Written task -
Using the listing below, select the lines with the word "school" and copy them.

Material for this task -
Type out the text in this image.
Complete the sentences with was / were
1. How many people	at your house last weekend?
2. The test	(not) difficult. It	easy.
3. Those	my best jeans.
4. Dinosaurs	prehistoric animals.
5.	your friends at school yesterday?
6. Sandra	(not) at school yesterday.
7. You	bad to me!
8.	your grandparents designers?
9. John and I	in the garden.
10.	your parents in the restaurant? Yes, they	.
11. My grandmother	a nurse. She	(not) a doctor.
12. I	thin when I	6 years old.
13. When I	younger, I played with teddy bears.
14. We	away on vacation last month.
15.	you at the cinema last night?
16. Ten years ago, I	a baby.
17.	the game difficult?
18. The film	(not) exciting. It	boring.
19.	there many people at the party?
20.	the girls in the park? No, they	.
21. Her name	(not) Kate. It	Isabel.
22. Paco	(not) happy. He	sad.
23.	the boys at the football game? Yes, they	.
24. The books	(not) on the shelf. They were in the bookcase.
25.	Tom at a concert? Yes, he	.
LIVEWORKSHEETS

---

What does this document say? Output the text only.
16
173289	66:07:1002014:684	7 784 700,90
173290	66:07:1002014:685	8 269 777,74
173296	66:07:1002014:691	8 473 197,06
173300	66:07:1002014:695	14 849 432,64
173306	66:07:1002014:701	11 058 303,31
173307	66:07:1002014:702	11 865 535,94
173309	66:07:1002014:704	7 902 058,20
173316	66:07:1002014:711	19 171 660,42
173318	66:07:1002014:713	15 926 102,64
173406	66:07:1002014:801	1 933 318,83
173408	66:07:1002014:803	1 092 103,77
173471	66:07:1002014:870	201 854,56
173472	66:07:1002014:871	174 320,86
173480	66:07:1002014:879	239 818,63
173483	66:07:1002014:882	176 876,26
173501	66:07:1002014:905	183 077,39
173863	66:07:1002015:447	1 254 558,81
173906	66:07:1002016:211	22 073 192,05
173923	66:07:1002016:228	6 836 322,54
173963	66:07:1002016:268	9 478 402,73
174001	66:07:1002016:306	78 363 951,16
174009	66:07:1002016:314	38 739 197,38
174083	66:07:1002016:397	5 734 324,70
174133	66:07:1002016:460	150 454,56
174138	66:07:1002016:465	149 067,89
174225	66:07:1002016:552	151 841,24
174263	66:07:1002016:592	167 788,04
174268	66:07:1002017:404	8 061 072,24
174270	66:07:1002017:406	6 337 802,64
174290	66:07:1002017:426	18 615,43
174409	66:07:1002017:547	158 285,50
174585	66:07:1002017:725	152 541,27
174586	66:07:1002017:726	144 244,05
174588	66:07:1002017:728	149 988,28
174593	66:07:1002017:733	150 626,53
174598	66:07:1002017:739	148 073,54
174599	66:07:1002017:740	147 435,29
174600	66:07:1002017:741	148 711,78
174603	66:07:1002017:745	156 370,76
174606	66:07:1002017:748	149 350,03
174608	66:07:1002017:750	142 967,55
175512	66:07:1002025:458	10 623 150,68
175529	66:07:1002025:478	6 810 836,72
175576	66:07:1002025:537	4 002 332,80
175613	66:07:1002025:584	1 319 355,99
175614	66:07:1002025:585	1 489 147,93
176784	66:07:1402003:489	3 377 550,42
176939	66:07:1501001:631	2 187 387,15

Reply -
5.	your friends at school yesterday?
6. Sandra	(not) at school yesterday.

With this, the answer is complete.